Extracted records:

-=-=-

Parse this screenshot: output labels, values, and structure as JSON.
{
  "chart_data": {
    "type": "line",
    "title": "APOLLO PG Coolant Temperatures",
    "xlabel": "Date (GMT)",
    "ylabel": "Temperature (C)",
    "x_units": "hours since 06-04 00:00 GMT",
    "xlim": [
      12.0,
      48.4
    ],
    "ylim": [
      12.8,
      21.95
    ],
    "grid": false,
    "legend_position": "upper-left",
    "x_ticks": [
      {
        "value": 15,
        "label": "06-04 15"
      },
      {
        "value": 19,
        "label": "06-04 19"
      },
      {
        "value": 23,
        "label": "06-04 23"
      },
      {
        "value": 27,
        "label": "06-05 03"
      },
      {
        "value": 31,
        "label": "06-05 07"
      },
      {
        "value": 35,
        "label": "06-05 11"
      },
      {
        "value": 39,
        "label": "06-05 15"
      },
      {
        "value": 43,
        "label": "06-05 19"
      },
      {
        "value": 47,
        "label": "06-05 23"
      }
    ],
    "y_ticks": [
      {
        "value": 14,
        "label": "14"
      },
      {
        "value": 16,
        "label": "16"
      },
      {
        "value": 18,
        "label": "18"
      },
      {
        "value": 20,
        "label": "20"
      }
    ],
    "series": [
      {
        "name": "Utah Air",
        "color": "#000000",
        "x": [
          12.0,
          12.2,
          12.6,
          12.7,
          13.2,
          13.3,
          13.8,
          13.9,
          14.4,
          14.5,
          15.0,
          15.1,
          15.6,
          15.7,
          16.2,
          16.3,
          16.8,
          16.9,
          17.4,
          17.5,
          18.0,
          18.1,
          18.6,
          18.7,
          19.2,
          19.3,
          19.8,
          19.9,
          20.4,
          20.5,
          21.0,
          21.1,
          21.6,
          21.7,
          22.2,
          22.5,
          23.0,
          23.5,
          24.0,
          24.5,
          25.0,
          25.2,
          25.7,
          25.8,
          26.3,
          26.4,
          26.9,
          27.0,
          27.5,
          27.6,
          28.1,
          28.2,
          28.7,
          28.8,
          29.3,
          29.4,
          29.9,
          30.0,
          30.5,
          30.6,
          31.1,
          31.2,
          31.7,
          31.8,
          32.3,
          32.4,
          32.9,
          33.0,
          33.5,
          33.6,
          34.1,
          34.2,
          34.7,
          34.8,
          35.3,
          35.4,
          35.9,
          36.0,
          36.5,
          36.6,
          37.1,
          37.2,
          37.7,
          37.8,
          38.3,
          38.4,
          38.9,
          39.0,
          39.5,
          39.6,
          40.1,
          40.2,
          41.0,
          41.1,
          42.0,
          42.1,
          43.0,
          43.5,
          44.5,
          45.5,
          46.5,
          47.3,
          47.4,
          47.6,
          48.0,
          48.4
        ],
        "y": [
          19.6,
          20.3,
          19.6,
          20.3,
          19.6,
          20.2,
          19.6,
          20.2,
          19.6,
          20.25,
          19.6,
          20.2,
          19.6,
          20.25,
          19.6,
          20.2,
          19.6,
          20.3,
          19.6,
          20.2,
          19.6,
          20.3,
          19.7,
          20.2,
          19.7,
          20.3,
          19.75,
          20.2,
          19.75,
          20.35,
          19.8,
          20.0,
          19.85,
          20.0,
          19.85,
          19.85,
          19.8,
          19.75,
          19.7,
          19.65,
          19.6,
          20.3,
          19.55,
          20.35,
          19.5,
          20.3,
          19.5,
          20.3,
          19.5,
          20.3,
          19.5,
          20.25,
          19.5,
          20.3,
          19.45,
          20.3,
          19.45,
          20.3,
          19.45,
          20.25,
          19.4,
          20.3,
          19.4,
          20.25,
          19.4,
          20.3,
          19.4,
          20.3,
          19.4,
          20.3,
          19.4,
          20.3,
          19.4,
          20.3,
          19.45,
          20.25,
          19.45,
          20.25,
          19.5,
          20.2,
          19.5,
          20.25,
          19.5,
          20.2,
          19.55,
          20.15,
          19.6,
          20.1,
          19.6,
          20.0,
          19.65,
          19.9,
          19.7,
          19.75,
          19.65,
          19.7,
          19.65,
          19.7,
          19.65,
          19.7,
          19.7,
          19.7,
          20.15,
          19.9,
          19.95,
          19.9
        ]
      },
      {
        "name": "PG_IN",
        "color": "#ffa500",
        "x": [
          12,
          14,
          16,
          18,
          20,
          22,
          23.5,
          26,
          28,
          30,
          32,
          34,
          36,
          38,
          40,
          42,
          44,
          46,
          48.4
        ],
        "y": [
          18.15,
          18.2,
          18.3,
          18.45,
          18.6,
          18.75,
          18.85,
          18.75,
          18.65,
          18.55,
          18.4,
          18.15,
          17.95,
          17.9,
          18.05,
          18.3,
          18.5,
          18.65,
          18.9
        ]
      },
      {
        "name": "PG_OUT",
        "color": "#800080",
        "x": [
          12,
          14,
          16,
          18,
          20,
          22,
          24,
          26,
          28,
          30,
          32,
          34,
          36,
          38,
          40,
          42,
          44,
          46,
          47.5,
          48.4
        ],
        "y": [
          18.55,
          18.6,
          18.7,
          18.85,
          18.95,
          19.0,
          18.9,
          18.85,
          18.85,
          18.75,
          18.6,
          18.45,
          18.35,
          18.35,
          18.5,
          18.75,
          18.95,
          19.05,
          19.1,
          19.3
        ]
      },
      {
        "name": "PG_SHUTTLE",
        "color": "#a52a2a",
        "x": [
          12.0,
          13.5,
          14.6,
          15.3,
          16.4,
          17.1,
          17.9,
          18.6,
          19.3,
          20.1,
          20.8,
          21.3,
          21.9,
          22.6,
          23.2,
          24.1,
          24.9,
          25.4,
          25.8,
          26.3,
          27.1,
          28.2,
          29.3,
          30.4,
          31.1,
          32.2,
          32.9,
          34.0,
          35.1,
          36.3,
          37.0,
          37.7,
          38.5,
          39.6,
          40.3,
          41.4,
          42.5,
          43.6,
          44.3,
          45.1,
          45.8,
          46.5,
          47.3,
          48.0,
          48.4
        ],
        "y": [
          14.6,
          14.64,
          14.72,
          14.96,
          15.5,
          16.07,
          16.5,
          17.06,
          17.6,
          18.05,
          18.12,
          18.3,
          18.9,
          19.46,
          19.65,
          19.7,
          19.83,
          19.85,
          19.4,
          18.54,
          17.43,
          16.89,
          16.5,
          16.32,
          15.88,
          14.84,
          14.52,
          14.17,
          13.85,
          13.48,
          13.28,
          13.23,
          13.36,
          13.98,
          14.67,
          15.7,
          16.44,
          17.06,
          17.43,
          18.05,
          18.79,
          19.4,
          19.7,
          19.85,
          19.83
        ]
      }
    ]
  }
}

-=-=-

Exercise task> Quote each line of the data above exactly as written.

Result of this task>
Parse this screenshot: output labels, values, and structure as JSON.
{
  "chart_data": {
    "type": "line",
    "title": "APOLLO PG Coolant Temperatures",
    "xlabel": "Date (GMT)",
    "ylabel": "Temperature (C)",
    "x_units": "hours since 06-04 00:00 GMT",
    "xlim": [
      12.0,
      48.4
    ],
    "ylim": [
      12.8,
      21.95
    ],
    "grid": false,
    "legend_position": "upper-left",
    "x_ticks": [
      {
        "value": 15,
        "label": "06-04 15"
      },
      {
        "value": 19,
        "label": "06-04 19"
      },
      {
        "value": 23,
        "label": "06-04 23"
      },
      {
        "value": 27,
        "label": "06-05 03"
      },
      {
        "value": 31,
        "label": "06-05 07"
      },
      {
        "value": 35,
        "label": "06-05 11"
      },
      {
        "value": 39,
        "label": "06-05 15"
      },
      {
        "value": 43,
        "label": "06-05 19"
      },
      {
        "value": 47,
        "label": "06-05 23"
      }
    ],
    "y_ticks": [
      {
        "value": 14,
        "label": "14"
      },
      {
        "value": 16,
        "label": "16"
      },
      {
        "value": 18,
        "label": "18"
      },
      {
        "value": 20,
        "label": "20"
      }
    ],
    "series": [
      {
        "name": "Utah Air",
        "color": "#000000",
        "x": [
          12.0,
          12.2,
          12.6,
          12.7,
          13.2,
          13.3,
          13.8,
          13.9,
          14.4,
          14.5,
          15.0,
          15.1,
          15.6,
          15.7,
          16.2,
          16.3,
          16.8,
          16.9,
          17.4,
          17.5,
          18.0,
          18.1,
          18.6,
          18.7,
          19.2,
          19.3,
          19.8,
          19.9,
          20.4,
          20.5,
          21.0,
          21.1,
          21.6,
          21.7,
          22.2,
          22.5,
          23.0,
          23.5,
          24.0,
          24.5,
          25.0,
          25.2,
          25.7,
          25.8,
          26.3,
          26.4,
          26.9,
          27.0,
          27.5,
          27.6,
          28.1,
          28.2,
          28.7,
          28.8,
          29.3,
          29.4,
          29.9,
          30.0,
          30.5,
          30.6,
          31.1,
          31.2,
          31.7,
          31.8,
          32.3,
          32.4,
          32.9,
          33.0,
          33.5,
          33.6,
          34.1,
          34.2,
          34.7,
          34.8,
          35.3,
          35.4,
          35.9,
          36.0,
          36.5,
          36.6,
          37.1,
          37.2,
          37.7,
          37.8,
          38.3,
          38.4,
          38.9,
          39.0,
          39.5,
          39.6,
          40.1,
          40.2,
          41.0,
          41.1,
          42.0,
          42.1,
          43.0,
          43.5,
          44.5,
          45.5,
          46.5,
          47.3,
          47.4,
          47.6,
          48.0,
          48.4
        ],
        "y": [
          19.6,
          20.3,
          19.6,
          20.3,
          19.6,
          20.2,
          19.6,
          20.2,
          19.6,
          20.25,
          19.6,
          20.2,
          19.6,
          20.25,
          19.6,
          20.2,
          19.6,
          20.3,
          19.6,
          20.2,
          19.6,
          20.3,
          19.7,
          20.2,
          19.7,
          20.3,
          19.75,
          20.2,
          19.75,
          20.35,
          19.8,
          20.0,
          19.85,
          20.0,
          19.85,
          19.85,
          19.8,
          19.75,
          19.7,
          19.65,
          19.6,
          20.3,
          19.55,
          20.35,
          19.5,
          20.3,
          19.5,
          20.3,
          19.5,
          20.3,
          19.5,
          20.25,
          19.5,
          20.3,
          19.45,
          20.3,
          19.45,
          20.3,
          19.45,
          20.25,
          19.4,
          20.3,
          19.4,
          20.25,
          19.4,
          20.3,
          19.4,
          20.3,
          19.4,
          20.3,
          19.4,
          20.3,
          19.4,
          20.3,
          19.45,
          20.25,
          19.45,
          20.25,
          19.5,
          20.2,
          19.5,
          20.25,
          19.5,
          20.2,
          19.55,
          20.15,
          19.6,
          20.1,
          19.6,
          20.0,
          19.65,
          19.9,
          19.7,
          19.75,
          19.65,
          19.7,
          19.65,
          19.7,
          19.65,
          19.7,
          19.7,
          19.7,
          20.15,
          19.9,
          19.95,
          19.9
        ]
      },
      {
        "name": "PG_IN",
        "color": "#ffa500",
        "x": [
          12,
          14,
          16,
          18,
          20,
          22,
          23.5,
          26,
          28,
          30,
          32,
          34,
          36,
          38,
          40,
          42,
          44,
          46,
          48.4
        ],
        "y": [
          18.15,
          18.2,
          18.3,
          18.45,
          18.6,
          18.75,
          18.85,
          18.75,
          18.65,
          18.55,
          18.4,
          18.15,
          17.95,
          17.9,
          18.05,
          18.3,
          18.5,
          18.65,
          18.9
        ]
      },
      {
        "name": "PG_OUT",
        "color": "#800080",
        "x": [
          12,
          14,
          16,
          18,
          20,
          22,
          24,
          26,
          28,
          30,
          32,
          34,
          36,
          38,
          40,
          42,
          44,
          46,
          47.5,
          48.4
        ],
        "y": [
          18.55,
          18.6,
          18.7,
          18.85,
          18.95,
          19.0,
          18.9,
          18.85,
          18.85,
          18.75,
          18.6,
          18.45,
          18.35,
          18.35,
          18.5,
          18.75,
          18.95,
          19.05,
          19.1,
          19.3
        ]
      },
      {
        "name": "PG_SHUTTLE",
        "color": "#a52a2a",
        "x": [
          12.0,
          13.5,
          14.6,
          15.3,
          16.4,
          17.1,
          17.9,
          18.6,
          19.3,
          20.1,
          20.8,
          21.3,
          21.9,
          22.6,
          23.2,
          24.1,
          24.9,
          25.4,
          25.8,
          26.3,
          27.1,
          28.2,
          29.3,
          30.4,
          31.1,
          32.2,
          32.9,
          34.0,
          35.1,
          36.3,
          37.0,
          37.7,
          38.5,
          39.6,
          40.3,
          41.4,
          42.5,
          43.6,
          44.3,
          45.1,
          45.8,
          46.5,
          47.3,
          48.0,
          48.4
        ],
        "y": [
          14.6,
          14.64,
          14.72,
          14.96,
          15.5,
          16.07,
          16.5,
          17.06,
          17.6,
          18.05,
          18.12,
          18.3,
          18.9,
          19.46,
          19.65,
          19.7,
          19.83,
          19.85,
          19.4,
          18.54,
          17.43,
          16.89,
          16.5,
          16.32,
          15.88,
          14.84,
          14.52,
          14.17,
          13.85,
          13.48,
          13.28,
          13.23,
          13.36,
          13.98,
          14.67,
          15.7,
          16.44,
          17.06,
          17.43,
          18.05,
          18.79,
          19.4,
          19.7,
          19.85,
          19.83
        ]
      }
    ]
  }
}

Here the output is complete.